[Start EXTRACTED MATERIAL]

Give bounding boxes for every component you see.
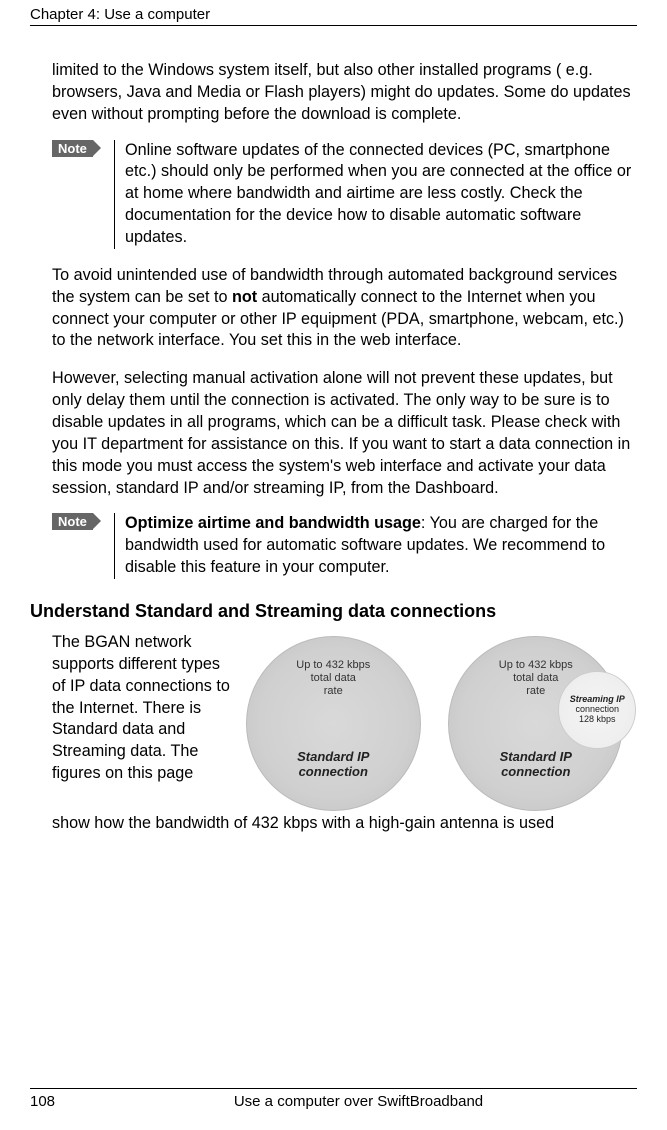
fig1-bottom-l2: connection: [247, 764, 420, 780]
fig-after-text: show how the bandwidth of 432 kbps with …: [52, 813, 637, 835]
note-tag-wrap: Note: [52, 140, 108, 249]
page: Chapter 4: Use a computer limited to the…: [0, 0, 667, 1130]
fig-side-text: The BGAN network supports different type…: [52, 632, 232, 811]
paragraph-3: However, selecting manual activation alo…: [52, 368, 637, 499]
note-tag: Note: [52, 140, 93, 157]
chapter-line: Chapter 4: Use a computer: [30, 6, 210, 23]
para2-bold: not: [232, 288, 257, 306]
fig1-bottom-l1: Standard IP: [247, 749, 420, 765]
fig1-top-l3: rate: [247, 685, 420, 698]
figures-section: The BGAN network supports different type…: [30, 632, 637, 835]
page-footer: 108 Use a computer over SwiftBroadband: [30, 1088, 637, 1110]
note-block-2: Note Optimize airtime and bandwidth usag…: [52, 513, 637, 579]
figure-streaming-ip-small: Streaming IP connection 128 kbps: [558, 671, 636, 749]
fig2-bottom: Standard IP connection: [449, 749, 622, 780]
fig1-top-l2: total data: [247, 672, 420, 685]
paragraph-2: To avoid unintended use of bandwidth thr…: [52, 265, 637, 352]
footer-text: Use a computer over SwiftBroadband: [80, 1093, 637, 1110]
header-rule: [30, 25, 637, 26]
figure-standard-ip: Up to 432 kbps total data rate Standard …: [246, 636, 421, 811]
note-block-1: Note Online software updates of the conn…: [52, 140, 637, 249]
page-number: 108: [30, 1093, 80, 1110]
fig1-top-l1: Up to 432 kbps: [247, 659, 420, 672]
paragraph-1: limited to the Windows system itself, bu…: [52, 60, 637, 126]
figures-row: The BGAN network supports different type…: [52, 632, 637, 811]
fig-area: Up to 432 kbps total data rate Standard …: [232, 632, 637, 811]
small-circle-l3: 128 kbps: [579, 715, 616, 725]
note-body-1: Online software updates of the connected…: [114, 140, 637, 249]
section-heading: Understand Standard and Streaming data c…: [30, 601, 637, 622]
note-body-2: Optimize airtime and bandwidth usage: Yo…: [114, 513, 637, 579]
note-tag-2: Note: [52, 513, 93, 530]
note-tag-wrap-2: Note: [52, 513, 108, 579]
page-header: Chapter 4: Use a computer: [30, 0, 637, 32]
fig1-top: Up to 432 kbps total data rate: [247, 659, 420, 699]
note2-bold: Optimize airtime and bandwidth usage: [125, 514, 421, 532]
fig2-bottom-l1: Standard IP: [449, 749, 622, 765]
fig1-bottom: Standard IP connection: [247, 749, 420, 780]
fig2-bottom-l2: connection: [449, 764, 622, 780]
figure-standard-plus-streaming: Up to 432 kbps total data rate Standard …: [448, 636, 623, 811]
content-area: limited to the Windows system itself, bu…: [30, 60, 637, 579]
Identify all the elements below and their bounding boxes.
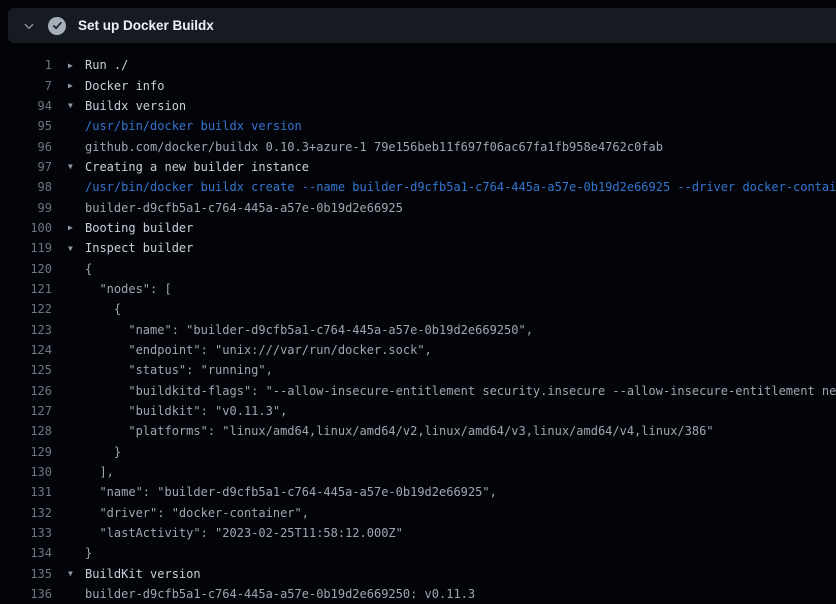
log-text: Inspect builder xyxy=(85,241,193,255)
log-line: 130 ], xyxy=(0,462,836,482)
line-number[interactable]: 121 xyxy=(0,282,52,296)
line-number[interactable]: 97 xyxy=(0,160,52,174)
log-line: 128 "platforms": "linux/amd64,linux/amd6… xyxy=(0,421,836,441)
log-text: "buildkit": "v0.11.3", xyxy=(68,404,287,418)
log-line: 134 } xyxy=(0,543,836,563)
log-line: 127 "buildkit": "v0.11.3", xyxy=(0,401,836,421)
log-line[interactable]: 135 ▼BuildKit version xyxy=(0,564,836,584)
log-text: } xyxy=(68,546,92,560)
log-text: builder-d9cfb5a1-c764-445a-a57e-0b19d2e6… xyxy=(68,587,475,601)
line-number[interactable]: 96 xyxy=(0,140,52,154)
line-number[interactable]: 120 xyxy=(0,262,52,276)
line-number[interactable]: 129 xyxy=(0,445,52,459)
disclosure-triangle-icon[interactable]: ▼ xyxy=(68,244,85,253)
line-number[interactable]: 99 xyxy=(0,201,52,215)
log-text: ], xyxy=(68,465,114,479)
log-text: "endpoint": "unix:///var/run/docker.sock… xyxy=(68,343,432,357)
log-text: Creating a new builder instance xyxy=(85,160,309,174)
line-number[interactable]: 123 xyxy=(0,323,52,337)
log-line[interactable]: 94 ▼Buildx version xyxy=(0,96,836,116)
line-number[interactable]: 133 xyxy=(0,526,52,540)
log-line: 124 "endpoint": "unix:///var/run/docker.… xyxy=(0,340,836,360)
line-number[interactable]: 125 xyxy=(0,363,52,377)
log-text: Booting builder xyxy=(85,221,193,235)
log-text: "driver": "docker-container", xyxy=(68,506,309,520)
step-header[interactable]: Set up Docker Buildx xyxy=(8,8,836,43)
line-number[interactable]: 128 xyxy=(0,424,52,438)
log-text: "name": "builder-d9cfb5a1-c764-445a-a57e… xyxy=(68,485,497,499)
line-number[interactable]: 98 xyxy=(0,180,52,194)
log-line: 129 } xyxy=(0,442,836,462)
line-number[interactable]: 1 xyxy=(0,58,52,72)
line-number[interactable]: 127 xyxy=(0,404,52,418)
line-number[interactable]: 94 xyxy=(0,99,52,113)
log-line: 136 builder-d9cfb5a1-c764-445a-a57e-0b19… xyxy=(0,584,836,604)
disclosure-triangle-icon[interactable]: ▼ xyxy=(68,569,85,578)
log-text: builder-d9cfb5a1-c764-445a-a57e-0b19d2e6… xyxy=(68,201,403,215)
line-number[interactable]: 126 xyxy=(0,384,52,398)
disclosure-triangle-icon[interactable]: ▶ xyxy=(68,223,85,232)
log-line[interactable]: 1 ▶Run ./ xyxy=(0,55,836,75)
log-line: 99 builder-d9cfb5a1-c764-445a-a57e-0b19d… xyxy=(0,197,836,217)
log-line[interactable]: 119 ▼Inspect builder xyxy=(0,238,836,258)
log-line: 120 { xyxy=(0,258,836,278)
chevron-down-icon[interactable] xyxy=(21,18,37,34)
log-line[interactable]: 100 ▶Booting builder xyxy=(0,218,836,238)
line-number[interactable]: 135 xyxy=(0,567,52,581)
log-text: "buildkitd-flags": "--allow-insecure-ent… xyxy=(68,384,836,398)
step-title: Set up Docker Buildx xyxy=(78,18,214,33)
line-number[interactable]: 132 xyxy=(0,506,52,520)
actions-log-viewer: Set up Docker Buildx 1 ▶Run ./ 7 ▶Docker… xyxy=(0,8,836,604)
log-line: 121 "nodes": [ xyxy=(0,279,836,299)
line-number[interactable]: 7 xyxy=(0,79,52,93)
line-number[interactable]: 136 xyxy=(0,587,52,601)
log-text: BuildKit version xyxy=(85,567,201,581)
log-text: Run ./ xyxy=(85,58,128,72)
log-line: 131 "name": "builder-d9cfb5a1-c764-445a-… xyxy=(0,482,836,502)
log-text: "platforms": "linux/amd64,linux/amd64/v2… xyxy=(68,424,714,438)
disclosure-triangle-icon[interactable]: ▼ xyxy=(68,101,85,110)
log-line: 123 "name": "builder-d9cfb5a1-c764-445a-… xyxy=(0,319,836,339)
disclosure-triangle-icon[interactable]: ▶ xyxy=(68,61,85,70)
log-line: 126 "buildkitd-flags": "--allow-insecure… xyxy=(0,381,836,401)
log-text: "status": "running", xyxy=(68,363,273,377)
log-line: 132 "driver": "docker-container", xyxy=(0,503,836,523)
log-text: { xyxy=(68,302,121,316)
line-number[interactable]: 119 xyxy=(0,241,52,255)
disclosure-triangle-icon[interactable]: ▼ xyxy=(68,162,85,171)
success-check-icon xyxy=(48,17,66,35)
line-number[interactable]: 124 xyxy=(0,343,52,357)
log-line[interactable]: 7 ▶Docker info xyxy=(0,75,836,95)
log-line: 98 /usr/bin/docker buildx create --name … xyxy=(0,177,836,197)
log-text: "name": "builder-d9cfb5a1-c764-445a-a57e… xyxy=(68,323,533,337)
line-number[interactable]: 100 xyxy=(0,221,52,235)
line-number[interactable]: 134 xyxy=(0,546,52,560)
line-number[interactable]: 122 xyxy=(0,302,52,316)
log-line: 122 { xyxy=(0,299,836,319)
log-text: "lastActivity": "2023-02-25T11:58:12.000… xyxy=(68,526,403,540)
line-number[interactable]: 95 xyxy=(0,119,52,133)
log-line: 95 /usr/bin/docker buildx version xyxy=(0,116,836,136)
log-line: 133 "lastActivity": "2023-02-25T11:58:12… xyxy=(0,523,836,543)
log-text: } xyxy=(68,445,121,459)
log-text: github.com/docker/buildx 0.10.3+azure-1 … xyxy=(68,140,663,154)
log-line: 125 "status": "running", xyxy=(0,360,836,380)
log-text: Buildx version xyxy=(85,99,186,113)
log-line[interactable]: 97 ▼Creating a new builder instance xyxy=(0,157,836,177)
disclosure-triangle-icon[interactable]: ▶ xyxy=(68,81,85,90)
line-number[interactable]: 130 xyxy=(0,465,52,479)
log-text: "nodes": [ xyxy=(68,282,172,296)
line-number[interactable]: 131 xyxy=(0,485,52,499)
log-text: /usr/bin/docker buildx version xyxy=(68,119,302,133)
log-line: 96 github.com/docker/buildx 0.10.3+azure… xyxy=(0,136,836,156)
log-text: { xyxy=(68,262,92,276)
log-container: 1 ▶Run ./ 7 ▶Docker info 94 ▼Buildx vers… xyxy=(0,43,836,604)
log-text: Docker info xyxy=(85,79,164,93)
log-text: /usr/bin/docker buildx create --name bui… xyxy=(68,180,836,194)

[End EXTRACTED MATERIAL]

WORK TO COMPLETE.
Reproduce the data lines starting at the line that contains "fig1-bottom-l2: connection: [247, 764, 420, 780]" and ending at the line that contains "note-block-2: Note Optimize", including both of those lines.

COMPLETED EXERCISE.
fig1-bottom-l2: connection: [247, 764, 420, 780]
fig-after-text: show how the bandwidth of 432 kbps with …: [52, 813, 637, 835]
note-tag-wrap: Note: [52, 140, 108, 249]
page: Chapter 4: Use a computer limited to the…: [0, 0, 667, 1130]
fig-side-text: The BGAN network supports different type…: [52, 632, 232, 811]
paragraph-3: However, selecting manual activation alo…: [52, 368, 637, 499]
note-tag: Note: [52, 140, 93, 157]
chapter-line: Chapter 4: Use a computer: [30, 6, 210, 23]
para2-bold: not: [232, 288, 257, 306]
fig1-bottom-l1: Standard IP: [247, 749, 420, 765]
fig1-top-l3: rate: [247, 685, 420, 698]
figures-section: The BGAN network supports different type…: [30, 632, 637, 835]
page-footer: 108 Use a computer over SwiftBroadband: [30, 1088, 637, 1110]
note-block-2: Note Optimize airtime and bandwidth usag…: [52, 513, 637, 579]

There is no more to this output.